→ Records to process
= = = =

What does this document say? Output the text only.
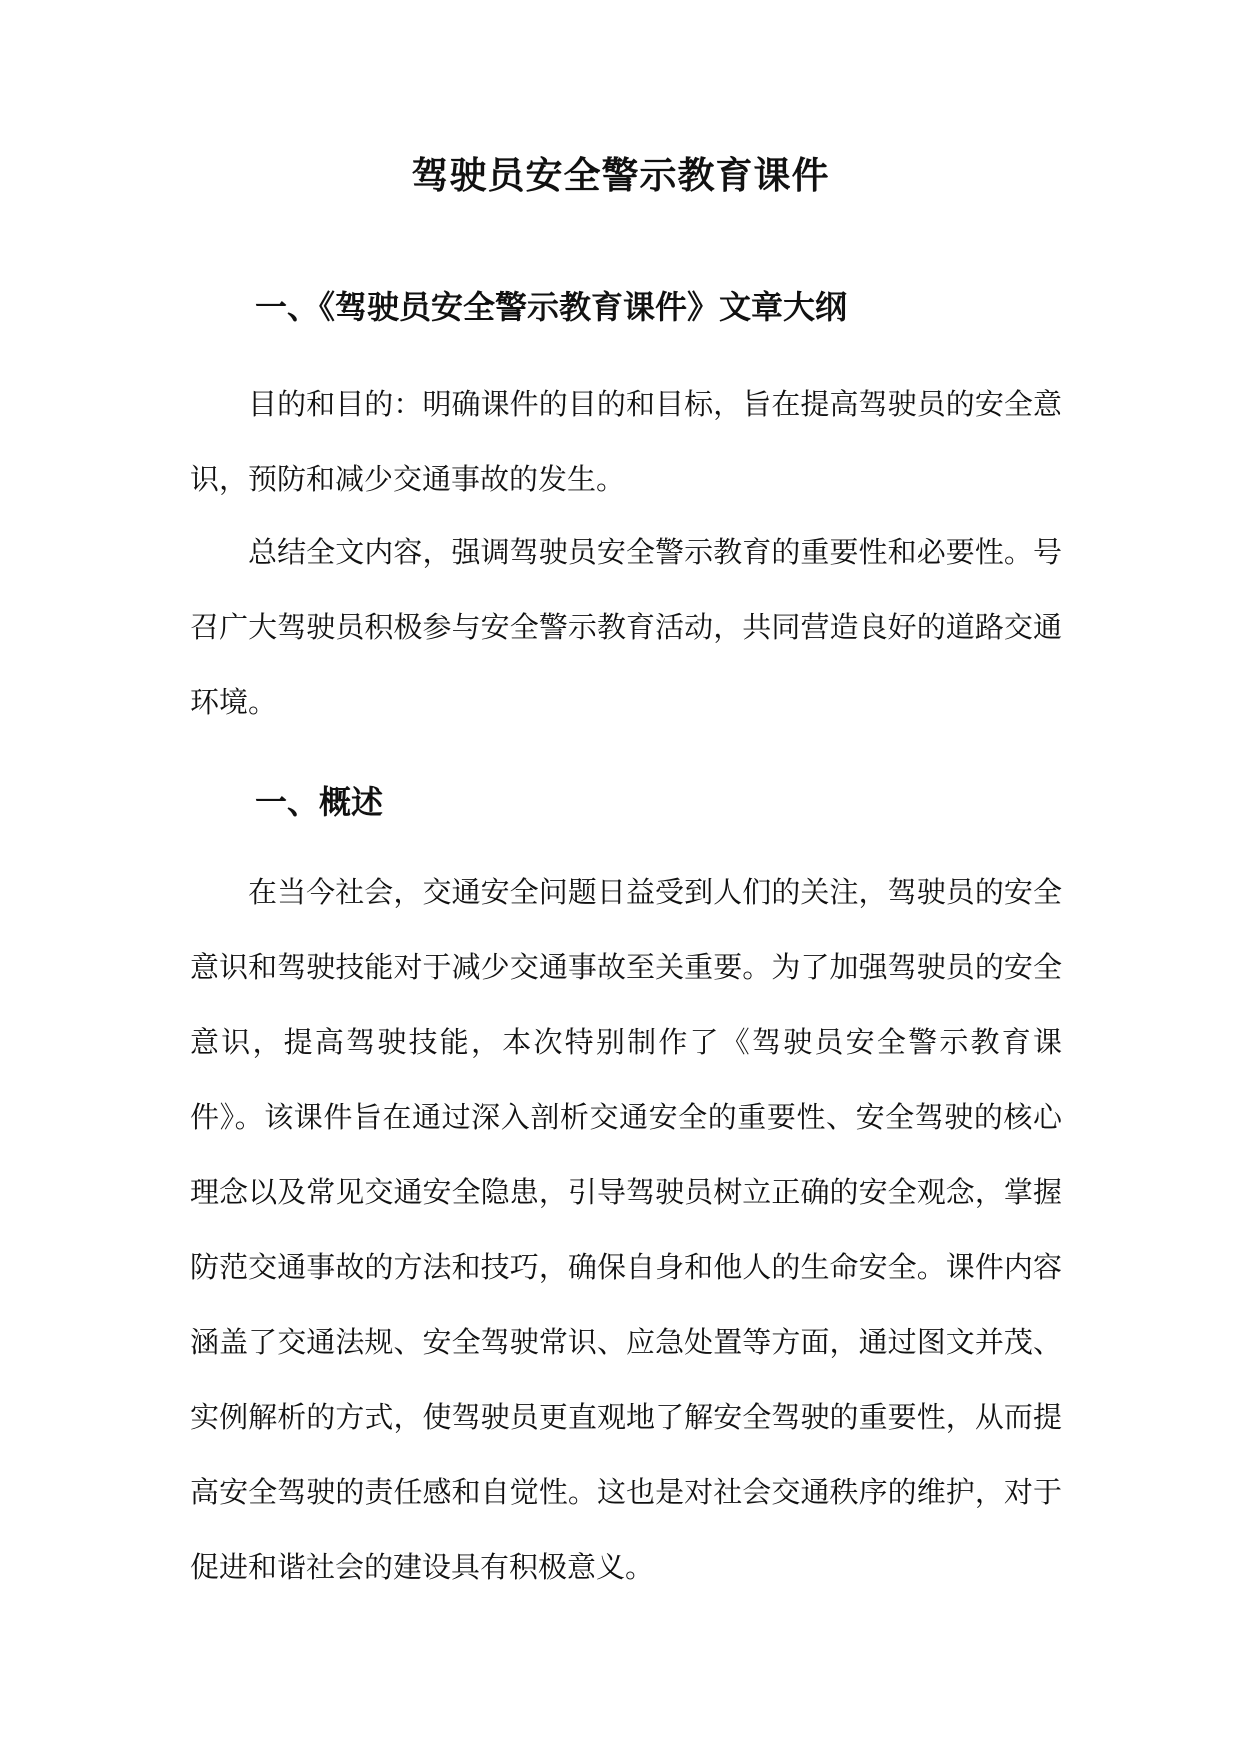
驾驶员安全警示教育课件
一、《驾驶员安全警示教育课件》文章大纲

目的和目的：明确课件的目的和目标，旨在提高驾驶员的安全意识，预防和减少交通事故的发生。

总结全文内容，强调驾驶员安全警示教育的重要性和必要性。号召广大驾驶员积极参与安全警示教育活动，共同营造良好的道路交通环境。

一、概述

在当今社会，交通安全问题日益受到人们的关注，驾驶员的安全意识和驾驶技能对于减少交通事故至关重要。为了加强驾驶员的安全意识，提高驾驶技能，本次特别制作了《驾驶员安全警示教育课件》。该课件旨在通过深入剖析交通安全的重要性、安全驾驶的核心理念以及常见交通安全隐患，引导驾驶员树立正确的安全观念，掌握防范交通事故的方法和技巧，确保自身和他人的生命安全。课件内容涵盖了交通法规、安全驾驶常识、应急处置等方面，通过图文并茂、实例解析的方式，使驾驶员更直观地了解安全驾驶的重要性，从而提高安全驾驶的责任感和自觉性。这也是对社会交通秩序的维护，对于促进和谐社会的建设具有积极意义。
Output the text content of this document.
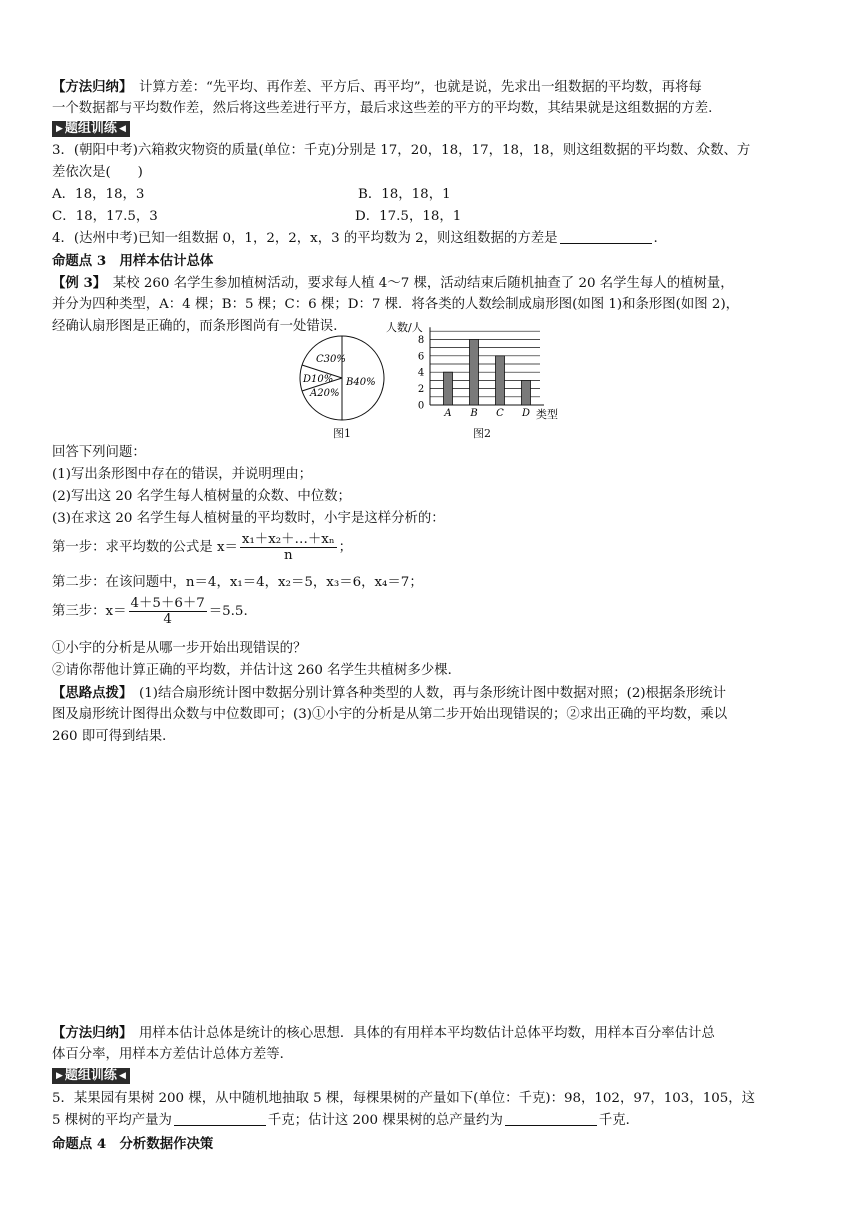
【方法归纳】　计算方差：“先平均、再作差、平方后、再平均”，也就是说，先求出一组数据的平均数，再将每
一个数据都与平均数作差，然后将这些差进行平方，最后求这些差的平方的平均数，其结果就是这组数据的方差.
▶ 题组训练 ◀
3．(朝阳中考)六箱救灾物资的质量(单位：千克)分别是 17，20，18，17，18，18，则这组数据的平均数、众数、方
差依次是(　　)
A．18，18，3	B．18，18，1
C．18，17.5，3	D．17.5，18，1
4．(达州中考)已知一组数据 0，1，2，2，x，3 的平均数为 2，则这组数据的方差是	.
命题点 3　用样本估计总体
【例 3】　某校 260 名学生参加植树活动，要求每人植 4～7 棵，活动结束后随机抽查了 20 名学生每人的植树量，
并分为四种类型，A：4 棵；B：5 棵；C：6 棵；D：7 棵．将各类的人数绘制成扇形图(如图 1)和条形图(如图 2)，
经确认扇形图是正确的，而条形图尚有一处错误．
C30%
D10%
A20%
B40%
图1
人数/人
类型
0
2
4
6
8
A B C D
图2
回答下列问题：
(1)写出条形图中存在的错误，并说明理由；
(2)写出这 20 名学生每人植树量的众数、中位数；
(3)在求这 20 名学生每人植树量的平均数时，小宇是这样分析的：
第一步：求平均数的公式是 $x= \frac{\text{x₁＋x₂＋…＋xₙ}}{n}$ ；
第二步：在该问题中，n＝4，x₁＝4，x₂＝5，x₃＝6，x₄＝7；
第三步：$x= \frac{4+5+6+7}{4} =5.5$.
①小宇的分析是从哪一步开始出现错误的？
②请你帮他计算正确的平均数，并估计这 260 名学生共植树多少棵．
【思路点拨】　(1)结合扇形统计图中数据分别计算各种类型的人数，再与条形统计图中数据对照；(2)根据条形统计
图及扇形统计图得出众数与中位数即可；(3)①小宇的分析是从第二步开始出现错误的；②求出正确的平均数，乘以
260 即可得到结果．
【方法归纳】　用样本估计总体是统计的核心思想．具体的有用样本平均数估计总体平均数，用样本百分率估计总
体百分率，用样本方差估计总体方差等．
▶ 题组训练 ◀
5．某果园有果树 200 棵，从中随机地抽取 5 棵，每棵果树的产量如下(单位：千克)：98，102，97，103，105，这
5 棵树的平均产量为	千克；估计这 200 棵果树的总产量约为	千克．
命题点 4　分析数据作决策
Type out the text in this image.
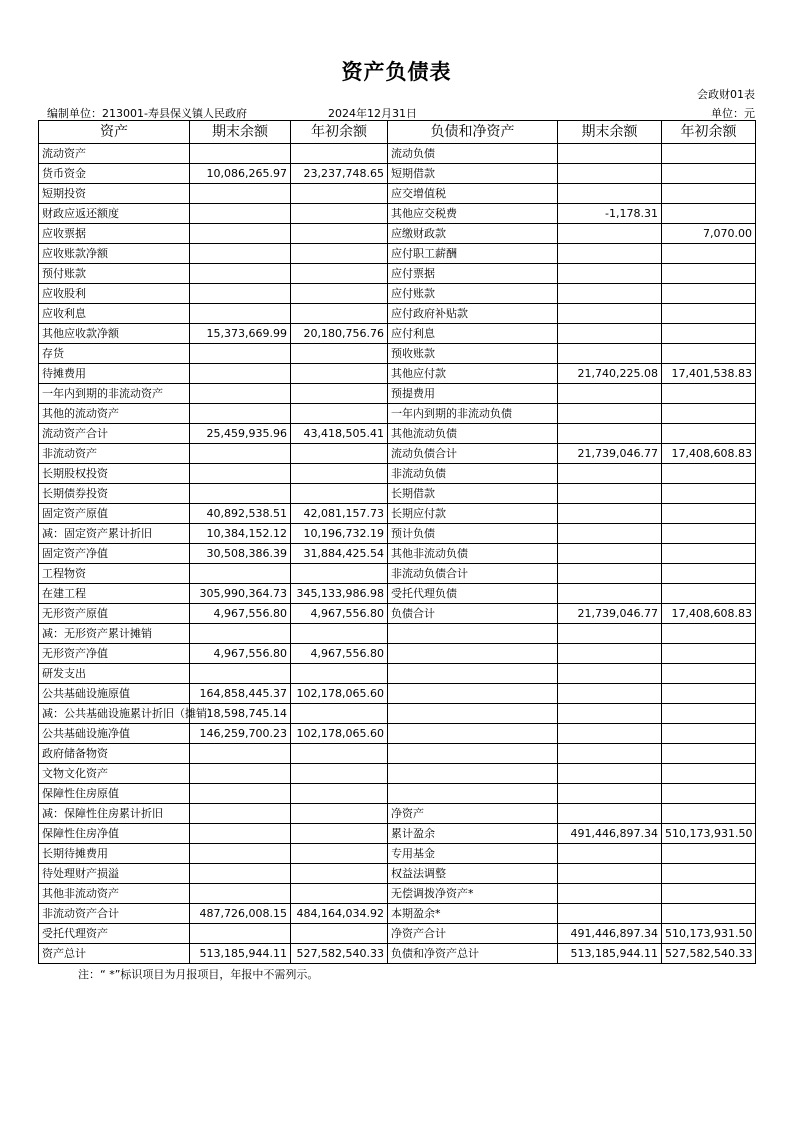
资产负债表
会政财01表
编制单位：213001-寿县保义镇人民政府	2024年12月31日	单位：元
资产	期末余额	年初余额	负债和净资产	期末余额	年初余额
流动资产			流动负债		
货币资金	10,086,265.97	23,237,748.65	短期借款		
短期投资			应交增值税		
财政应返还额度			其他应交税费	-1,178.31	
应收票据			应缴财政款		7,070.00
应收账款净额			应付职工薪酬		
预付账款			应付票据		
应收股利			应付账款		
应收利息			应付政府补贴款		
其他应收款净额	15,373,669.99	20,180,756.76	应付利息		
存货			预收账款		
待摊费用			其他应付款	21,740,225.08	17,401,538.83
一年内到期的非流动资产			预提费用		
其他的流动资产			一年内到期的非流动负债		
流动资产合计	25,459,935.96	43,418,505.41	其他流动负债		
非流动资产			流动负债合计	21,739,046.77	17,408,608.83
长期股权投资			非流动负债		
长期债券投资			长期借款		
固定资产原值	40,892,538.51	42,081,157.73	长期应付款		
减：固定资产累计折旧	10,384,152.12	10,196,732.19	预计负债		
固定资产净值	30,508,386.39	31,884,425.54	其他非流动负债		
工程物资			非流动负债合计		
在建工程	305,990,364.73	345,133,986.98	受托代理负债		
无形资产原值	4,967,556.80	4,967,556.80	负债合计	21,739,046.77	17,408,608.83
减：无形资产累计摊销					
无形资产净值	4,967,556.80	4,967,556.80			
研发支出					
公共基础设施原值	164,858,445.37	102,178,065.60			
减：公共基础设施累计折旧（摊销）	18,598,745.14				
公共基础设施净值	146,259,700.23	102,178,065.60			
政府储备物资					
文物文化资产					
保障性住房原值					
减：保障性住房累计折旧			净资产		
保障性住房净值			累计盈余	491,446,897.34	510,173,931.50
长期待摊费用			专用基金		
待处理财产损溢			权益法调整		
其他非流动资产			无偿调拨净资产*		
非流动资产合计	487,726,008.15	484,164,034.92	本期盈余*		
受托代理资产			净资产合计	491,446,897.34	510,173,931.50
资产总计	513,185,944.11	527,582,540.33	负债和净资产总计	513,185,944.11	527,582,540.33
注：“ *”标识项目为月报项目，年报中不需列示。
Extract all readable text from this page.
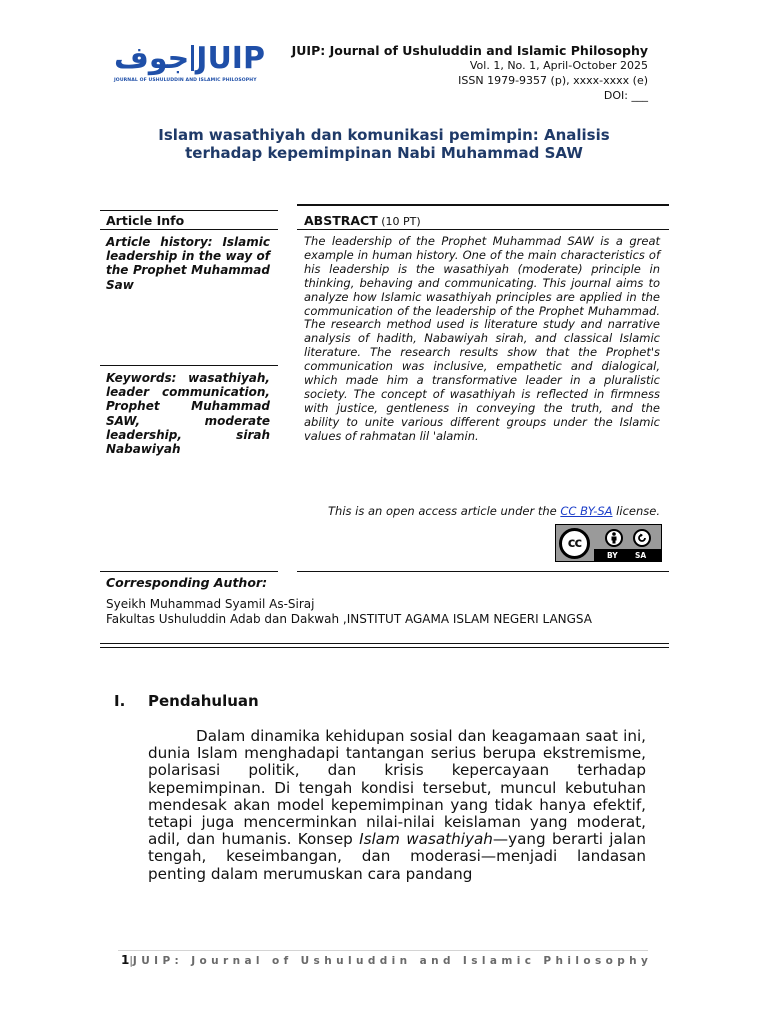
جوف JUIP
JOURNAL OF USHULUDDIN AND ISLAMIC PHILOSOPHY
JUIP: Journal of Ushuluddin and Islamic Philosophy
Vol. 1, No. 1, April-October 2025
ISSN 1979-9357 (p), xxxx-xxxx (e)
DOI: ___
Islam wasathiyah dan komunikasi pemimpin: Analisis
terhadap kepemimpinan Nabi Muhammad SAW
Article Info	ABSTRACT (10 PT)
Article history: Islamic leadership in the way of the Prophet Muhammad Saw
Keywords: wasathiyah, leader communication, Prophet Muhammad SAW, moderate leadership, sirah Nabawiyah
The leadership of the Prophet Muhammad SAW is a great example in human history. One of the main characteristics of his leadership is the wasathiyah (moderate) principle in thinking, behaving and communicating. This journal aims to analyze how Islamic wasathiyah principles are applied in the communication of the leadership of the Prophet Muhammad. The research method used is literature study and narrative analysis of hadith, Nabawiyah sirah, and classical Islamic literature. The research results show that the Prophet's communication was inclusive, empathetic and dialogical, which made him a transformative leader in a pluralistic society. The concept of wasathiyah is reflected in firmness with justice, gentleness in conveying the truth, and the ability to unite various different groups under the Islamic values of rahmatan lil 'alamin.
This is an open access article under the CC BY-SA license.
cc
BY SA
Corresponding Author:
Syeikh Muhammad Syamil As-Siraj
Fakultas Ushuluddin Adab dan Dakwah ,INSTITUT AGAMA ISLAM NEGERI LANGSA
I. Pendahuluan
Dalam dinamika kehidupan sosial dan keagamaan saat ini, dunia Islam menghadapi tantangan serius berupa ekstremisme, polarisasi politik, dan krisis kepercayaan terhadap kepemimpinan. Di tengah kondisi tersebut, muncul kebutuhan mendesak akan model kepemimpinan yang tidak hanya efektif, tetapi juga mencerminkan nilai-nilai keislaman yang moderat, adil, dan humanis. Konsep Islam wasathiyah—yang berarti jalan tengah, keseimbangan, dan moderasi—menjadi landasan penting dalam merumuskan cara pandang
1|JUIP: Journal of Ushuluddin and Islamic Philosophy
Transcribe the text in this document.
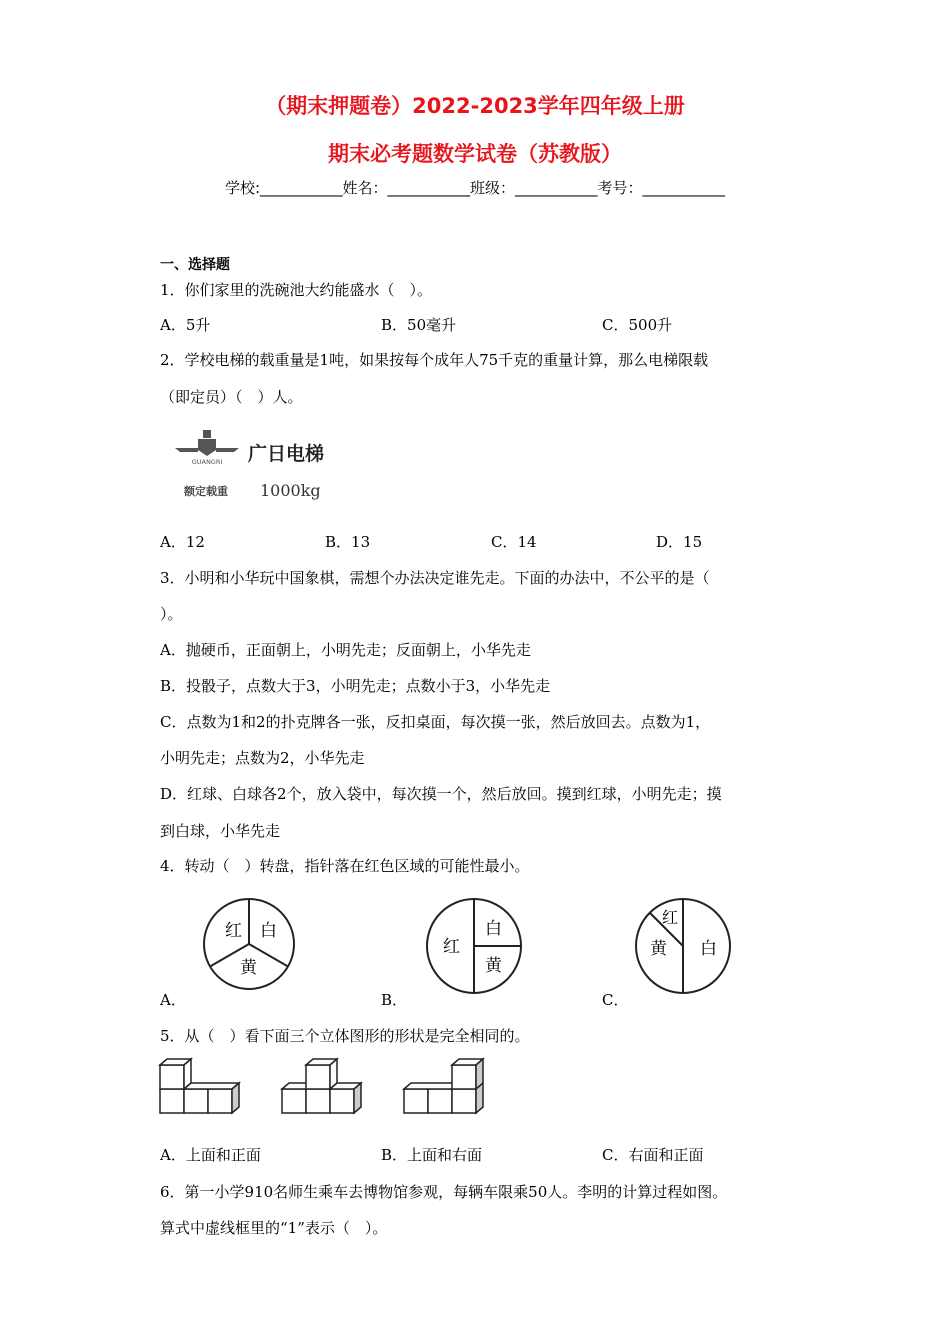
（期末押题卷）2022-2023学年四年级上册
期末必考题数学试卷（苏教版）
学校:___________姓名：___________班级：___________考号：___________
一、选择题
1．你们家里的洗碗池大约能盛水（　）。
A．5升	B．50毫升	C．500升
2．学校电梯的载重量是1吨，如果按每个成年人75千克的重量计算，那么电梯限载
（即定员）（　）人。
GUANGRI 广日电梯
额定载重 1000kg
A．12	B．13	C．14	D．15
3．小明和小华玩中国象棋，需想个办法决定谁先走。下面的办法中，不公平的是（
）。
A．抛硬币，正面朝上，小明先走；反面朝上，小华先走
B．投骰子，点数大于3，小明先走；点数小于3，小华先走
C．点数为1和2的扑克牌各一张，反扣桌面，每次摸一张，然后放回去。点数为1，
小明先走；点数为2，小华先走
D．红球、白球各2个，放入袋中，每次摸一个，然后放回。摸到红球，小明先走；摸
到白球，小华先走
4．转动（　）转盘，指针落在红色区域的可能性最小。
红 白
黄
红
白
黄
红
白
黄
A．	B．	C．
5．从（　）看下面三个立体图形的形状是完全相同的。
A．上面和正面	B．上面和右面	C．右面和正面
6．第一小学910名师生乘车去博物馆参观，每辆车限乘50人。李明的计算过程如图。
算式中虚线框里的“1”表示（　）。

= = = =

Copy out every line of the listing that includes the string "小华先走".

→ Expected output
A．抛硬币，正面朝上，小明先走；反面朝上，小华先走
B．投骰子，点数大于3，小明先走；点数小于3，小华先走
小明先走；点数为2，小华先走
到白球，小华先走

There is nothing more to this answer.